#### Task brief:
Look through the entries below and count the lines with the word "ylabel" in them; give only the number.

>> begin Records provided

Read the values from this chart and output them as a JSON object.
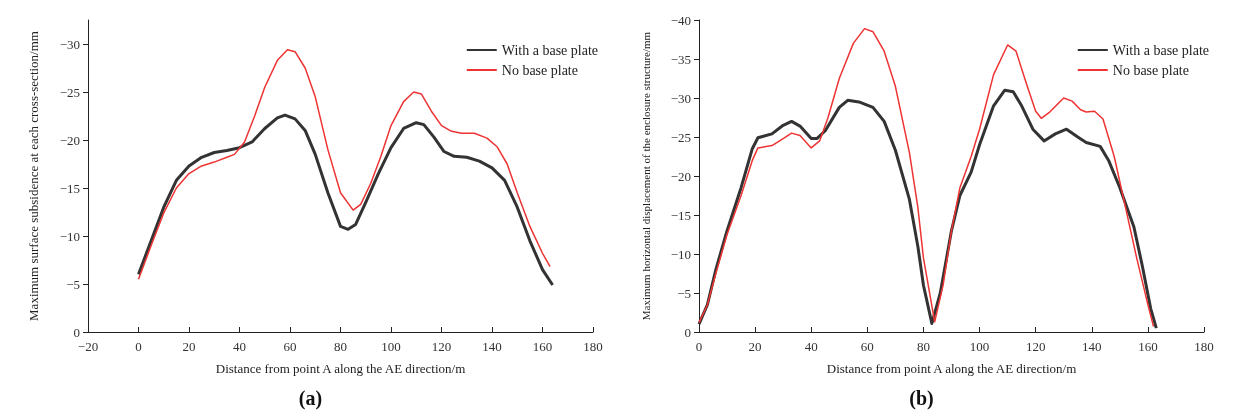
{
  "chart_data": [
    {
      "type": "line",
      "xlabel": "Distance from point A along the AE direction/m",
      "ylabel": "Maximum surface subsidence at each cross-section/mm",
      "annotations": [
        "(a)"
      ],
      "xlim": [
        -20,
        180
      ],
      "xticks": [
        -20,
        0,
        20,
        40,
        60,
        80,
        100,
        120,
        140,
        160,
        180
      ],
      "ylim": [
        0,
        -32.5
      ],
      "yticks": [
        0,
        -5,
        -10,
        -15,
        -20,
        -25,
        -30
      ],
      "grid": false,
      "legend": "top right",
      "marker": "none",
      "line_style": "solid",
      "series": [
        {
          "name": "With a base plate",
          "color": "#333333",
          "x": [
            0,
            5,
            10,
            15,
            20,
            25,
            30,
            35,
            40,
            45,
            50,
            55,
            58,
            62,
            66,
            70,
            75,
            80,
            83,
            86,
            90,
            95,
            100,
            105,
            110,
            113,
            117,
            121,
            125,
            130,
            135,
            140,
            145,
            150,
            155,
            160,
            164
          ],
          "values": [
            -6,
            -9.5,
            -13,
            -15.8,
            -17.3,
            -18.2,
            -18.7,
            -18.9,
            -19.2,
            -19.8,
            -21.2,
            -22.3,
            -22.6,
            -22.2,
            -21,
            -18.5,
            -14.5,
            -11,
            -10.7,
            -11.2,
            -13.5,
            -16.5,
            -19.2,
            -21.2,
            -21.8,
            -21.6,
            -20.3,
            -18.8,
            -18.3,
            -18.2,
            -17.8,
            -17.1,
            -15.8,
            -13,
            -9.5,
            -6.5,
            -4.9
          ]
        },
        {
          "name": "No base plate",
          "color": "#ee3333",
          "x": [
            0,
            5,
            10,
            15,
            20,
            25,
            30,
            35,
            38,
            42,
            46,
            50,
            55,
            59,
            62,
            66,
            70,
            75,
            80,
            85,
            88,
            92,
            96,
            100,
            105,
            109,
            112,
            116,
            120,
            124,
            128,
            133,
            138,
            142,
            146,
            150,
            155,
            160,
            163
          ],
          "values": [
            -5.5,
            -9,
            -12.4,
            -15,
            -16.5,
            -17.3,
            -17.7,
            -18.2,
            -18.5,
            -19.8,
            -22.5,
            -25.5,
            -28.3,
            -29.4,
            -29.2,
            -27.5,
            -24.5,
            -19,
            -14.5,
            -12.7,
            -13.3,
            -15.5,
            -18.3,
            -21.5,
            -24,
            -25,
            -24.8,
            -23,
            -21.5,
            -20.9,
            -20.7,
            -20.7,
            -20.2,
            -19.3,
            -17.5,
            -14.5,
            -11,
            -8.2,
            -6.8
          ]
        }
      ]
    },
    {
      "type": "line",
      "xlabel": "Distance from point A along the AE direction/m",
      "ylabel": "Maximum horizontal displacement of the enclosure structure/mm",
      "annotations": [
        "(b)"
      ],
      "xlim": [
        0,
        180
      ],
      "xticks": [
        0,
        20,
        40,
        60,
        80,
        100,
        120,
        140,
        160,
        180
      ],
      "ylim": [
        0,
        -40
      ],
      "yticks": [
        0,
        -5,
        -10,
        -15,
        -20,
        -25,
        -30,
        -35,
        -40
      ],
      "grid": false,
      "legend": "top right",
      "marker": "none",
      "line_style": "solid",
      "series": [
        {
          "name": "With a base plate",
          "color": "#333333",
          "x": [
            0,
            3,
            6,
            10,
            15,
            19,
            21,
            26,
            30,
            33,
            36,
            40,
            42,
            45,
            50,
            53,
            57,
            62,
            66,
            70,
            75,
            78,
            80,
            83,
            86,
            90,
            93,
            97,
            100,
            105,
            109,
            112,
            115,
            119,
            123,
            127,
            131,
            135,
            138,
            143,
            146,
            150,
            155,
            158,
            161,
            163
          ],
          "values": [
            -1,
            -3.5,
            -8,
            -13,
            -18.5,
            -23.5,
            -24.9,
            -25.4,
            -26.5,
            -27,
            -26.4,
            -24.8,
            -24.8,
            -25.8,
            -28.8,
            -29.7,
            -29.5,
            -28.8,
            -27,
            -23.3,
            -17,
            -11,
            -6,
            -1.1,
            -5,
            -13,
            -17.5,
            -20.5,
            -24,
            -29,
            -31,
            -30.8,
            -29,
            -26,
            -24.5,
            -25.4,
            -26,
            -25,
            -24.3,
            -23.8,
            -22,
            -18.5,
            -13.5,
            -8.5,
            -3,
            -0.5
          ]
        },
        {
          "name": "No base plate",
          "color": "#ee3333",
          "x": [
            0,
            3,
            6,
            10,
            15,
            19,
            21,
            26,
            30,
            33,
            36,
            40,
            43,
            46,
            50,
            55,
            59,
            62,
            66,
            70,
            75,
            78,
            80,
            84,
            87,
            90,
            93,
            97,
            100,
            105,
            110,
            113,
            117,
            120,
            122,
            125,
            130,
            133,
            136,
            138,
            141,
            144,
            148,
            152,
            156,
            160,
            162
          ],
          "values": [
            -1.2,
            -3.5,
            -7.5,
            -12.5,
            -17.5,
            -22,
            -23.6,
            -23.9,
            -24.8,
            -25.5,
            -25.2,
            -23.6,
            -24.5,
            -27.5,
            -32.5,
            -37,
            -38.9,
            -38.5,
            -36,
            -31.5,
            -23,
            -16,
            -9.5,
            -1.3,
            -6,
            -13,
            -18.5,
            -22.5,
            -26,
            -33,
            -36.8,
            -36,
            -31.5,
            -28.3,
            -27.4,
            -28.2,
            -30,
            -29.6,
            -28.5,
            -28.2,
            -28.3,
            -27.3,
            -22.5,
            -16,
            -9.5,
            -3.5,
            -0.7
          ]
        }
      ]
    }
  ]
}
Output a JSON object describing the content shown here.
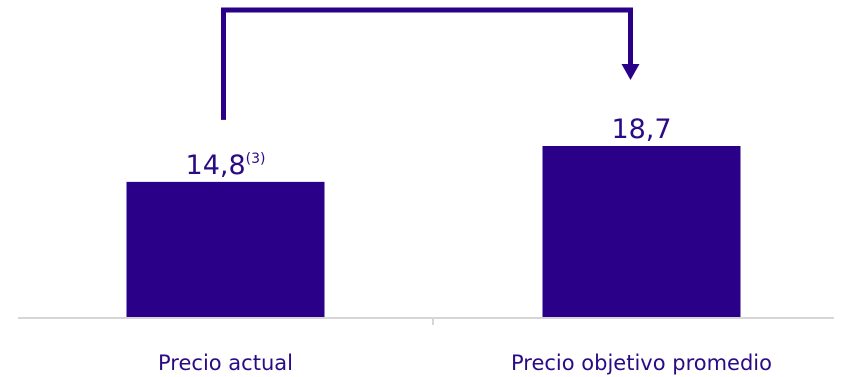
{
  "colors": {
    "bar": "#2a0088",
    "text": "#2a0a85",
    "axis": "#d6d6d6",
    "arrow": "#2a0088"
  },
  "chart_data": {
    "type": "bar",
    "categories": [
      "Precio actual",
      "Precio objetivo promedio"
    ],
    "values": [
      14.8,
      18.7
    ],
    "value_labels": [
      "14,8",
      "18,7"
    ],
    "value_footnotes": [
      "(3)",
      ""
    ],
    "title": "",
    "xlabel": "",
    "ylabel": "",
    "ylim": [
      0,
      18.7
    ],
    "grid": false,
    "legend": "none",
    "annotation": "arrow-from-first-to-second-bar"
  }
}
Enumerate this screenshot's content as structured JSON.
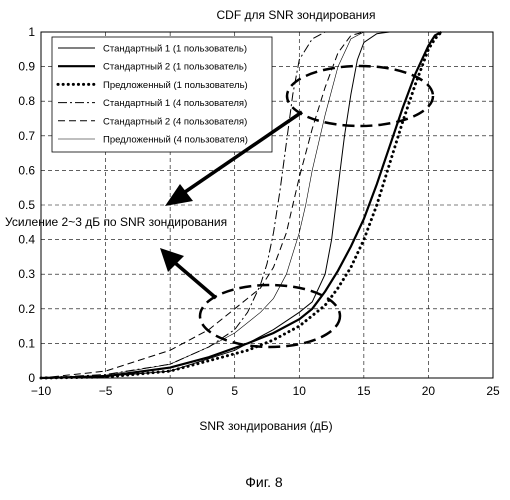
{
  "chart_data": {
    "type": "line",
    "title": "CDF для SNR зондирования",
    "xlabel": "SNR зондирования (дБ)",
    "ylabel": "",
    "xlim": [
      -10,
      25
    ],
    "ylim": [
      0,
      1
    ],
    "xticks": [
      "−10",
      "−5",
      "0",
      "5",
      "10",
      "15",
      "20",
      "25"
    ],
    "yticks": [
      "0",
      "0.1",
      "0.2",
      "0.3",
      "0.4",
      "0.5",
      "0.6",
      "0.7",
      "0.8",
      "0.9",
      "1"
    ],
    "grid": "dashed",
    "legend_position": "top-left",
    "series": [
      {
        "name": "Стандартный 1 (1 пользователь)",
        "style": "thin-solid",
        "x": [
          -10,
          -5,
          0,
          5,
          8,
          10,
          11,
          12,
          12.5,
          13,
          13.5,
          14,
          14.5,
          15,
          16,
          17
        ],
        "y": [
          0,
          0.005,
          0.02,
          0.08,
          0.14,
          0.19,
          0.22,
          0.3,
          0.4,
          0.55,
          0.7,
          0.82,
          0.92,
          0.97,
          0.995,
          1
        ]
      },
      {
        "name": "Стандартный 2 (1 пользователь)",
        "style": "thick-solid",
        "x": [
          -10,
          -5,
          0,
          3,
          6,
          8,
          10,
          11,
          12,
          13,
          14,
          15,
          16,
          17,
          18,
          19,
          20,
          20.5,
          21
        ],
        "y": [
          0,
          0.005,
          0.03,
          0.06,
          0.1,
          0.13,
          0.17,
          0.2,
          0.25,
          0.31,
          0.38,
          0.46,
          0.56,
          0.67,
          0.78,
          0.88,
          0.96,
          0.99,
          1
        ]
      },
      {
        "name": "Предложенный  (1 пользователь)",
        "style": "dotted",
        "x": [
          -10,
          -5,
          0,
          3,
          6,
          8,
          10,
          11,
          12,
          13,
          14,
          15,
          16,
          17,
          18,
          19,
          20,
          20.5,
          21
        ],
        "y": [
          0,
          0.003,
          0.02,
          0.05,
          0.08,
          0.11,
          0.15,
          0.18,
          0.21,
          0.26,
          0.32,
          0.4,
          0.5,
          0.62,
          0.74,
          0.85,
          0.95,
          0.98,
          1
        ]
      },
      {
        "name": "Стандартный 1 (4 пользователя)",
        "style": "dash-dot",
        "x": [
          -10,
          -5,
          0,
          3,
          5,
          6,
          7,
          7.5,
          8,
          8.5,
          9,
          9.5,
          10,
          11,
          12,
          13
        ],
        "y": [
          0,
          0.01,
          0.04,
          0.09,
          0.14,
          0.19,
          0.27,
          0.33,
          0.42,
          0.54,
          0.68,
          0.82,
          0.92,
          0.98,
          1,
          1
        ]
      },
      {
        "name": "Стандартный 2 (4 пользователя)",
        "style": "dashed",
        "x": [
          -10,
          -5,
          0,
          3,
          5,
          7,
          8,
          9,
          9.5,
          10,
          11,
          12,
          13,
          14,
          15
        ],
        "y": [
          0,
          0.02,
          0.08,
          0.14,
          0.2,
          0.26,
          0.32,
          0.42,
          0.5,
          0.58,
          0.72,
          0.84,
          0.94,
          0.99,
          1
        ]
      },
      {
        "name": "Предложенный (4 пользователя)",
        "style": "hair-solid",
        "x": [
          -10,
          -5,
          0,
          3,
          5,
          7,
          8,
          9,
          10,
          10.5,
          11,
          12,
          13,
          14,
          15
        ],
        "y": [
          0,
          0.008,
          0.04,
          0.09,
          0.13,
          0.19,
          0.23,
          0.3,
          0.42,
          0.5,
          0.6,
          0.76,
          0.9,
          0.98,
          1
        ]
      }
    ],
    "annotation": "Усиление 2~3 дБ по SNR зондирования"
  },
  "caption": "Фиг. 8"
}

>> end Records provided

#### Full response:
4